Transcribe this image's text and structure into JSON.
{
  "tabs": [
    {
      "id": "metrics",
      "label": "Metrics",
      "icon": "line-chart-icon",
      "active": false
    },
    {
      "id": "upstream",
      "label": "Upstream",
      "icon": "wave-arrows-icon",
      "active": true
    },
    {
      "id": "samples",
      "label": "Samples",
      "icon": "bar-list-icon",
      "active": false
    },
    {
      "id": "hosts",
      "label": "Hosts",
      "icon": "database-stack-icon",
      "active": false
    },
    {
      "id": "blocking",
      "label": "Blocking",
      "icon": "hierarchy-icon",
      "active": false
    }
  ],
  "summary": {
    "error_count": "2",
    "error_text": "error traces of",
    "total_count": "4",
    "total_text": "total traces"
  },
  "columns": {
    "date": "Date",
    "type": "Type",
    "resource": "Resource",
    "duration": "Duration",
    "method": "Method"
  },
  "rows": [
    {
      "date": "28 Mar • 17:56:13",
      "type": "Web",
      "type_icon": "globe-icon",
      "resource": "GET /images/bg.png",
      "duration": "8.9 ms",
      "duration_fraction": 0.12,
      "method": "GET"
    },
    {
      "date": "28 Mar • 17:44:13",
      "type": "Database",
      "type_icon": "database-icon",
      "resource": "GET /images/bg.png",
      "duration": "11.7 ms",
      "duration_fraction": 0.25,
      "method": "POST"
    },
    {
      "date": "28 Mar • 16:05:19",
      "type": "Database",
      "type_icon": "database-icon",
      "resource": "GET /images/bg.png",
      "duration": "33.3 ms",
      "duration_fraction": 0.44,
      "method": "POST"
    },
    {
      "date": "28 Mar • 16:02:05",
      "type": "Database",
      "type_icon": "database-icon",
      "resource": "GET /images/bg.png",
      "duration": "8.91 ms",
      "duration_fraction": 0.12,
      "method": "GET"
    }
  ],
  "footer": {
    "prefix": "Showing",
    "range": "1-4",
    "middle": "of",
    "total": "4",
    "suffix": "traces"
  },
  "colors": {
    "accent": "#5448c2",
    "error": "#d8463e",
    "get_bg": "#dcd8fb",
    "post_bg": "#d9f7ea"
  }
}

=====

__Task prompt__
Give only the number of lines in the entries above that hold the string "label".

__Response to this task__
5